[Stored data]
--------------------------------------------------

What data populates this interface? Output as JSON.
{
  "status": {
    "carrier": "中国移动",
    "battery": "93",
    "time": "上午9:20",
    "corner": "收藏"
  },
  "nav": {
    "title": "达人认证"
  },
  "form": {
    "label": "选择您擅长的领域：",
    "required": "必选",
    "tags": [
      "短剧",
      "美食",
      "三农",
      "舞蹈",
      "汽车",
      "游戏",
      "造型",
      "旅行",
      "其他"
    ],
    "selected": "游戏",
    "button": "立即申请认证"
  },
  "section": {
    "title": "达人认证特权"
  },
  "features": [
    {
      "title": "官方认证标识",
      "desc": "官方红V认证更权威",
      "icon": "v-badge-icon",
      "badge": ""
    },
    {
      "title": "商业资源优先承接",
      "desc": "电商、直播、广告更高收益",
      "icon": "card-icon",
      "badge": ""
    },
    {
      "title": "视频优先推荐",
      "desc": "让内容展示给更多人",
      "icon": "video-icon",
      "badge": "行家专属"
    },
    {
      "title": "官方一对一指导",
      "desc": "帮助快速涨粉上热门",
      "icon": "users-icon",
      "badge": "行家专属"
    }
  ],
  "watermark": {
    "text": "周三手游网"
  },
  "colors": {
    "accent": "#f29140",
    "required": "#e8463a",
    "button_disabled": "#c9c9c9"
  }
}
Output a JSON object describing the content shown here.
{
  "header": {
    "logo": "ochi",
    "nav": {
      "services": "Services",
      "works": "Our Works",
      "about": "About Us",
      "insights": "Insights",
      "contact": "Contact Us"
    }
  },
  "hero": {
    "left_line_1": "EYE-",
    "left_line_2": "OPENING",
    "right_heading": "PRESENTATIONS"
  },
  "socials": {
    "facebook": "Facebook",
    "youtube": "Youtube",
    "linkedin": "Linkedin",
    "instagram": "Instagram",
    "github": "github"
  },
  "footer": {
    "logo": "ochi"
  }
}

--------------------------------------------------

▶ **REQUIRED WORK**
What is the number of lines above that contain the string "title"? Answer with the number alone.

▶ **TASK OUTPUT**
6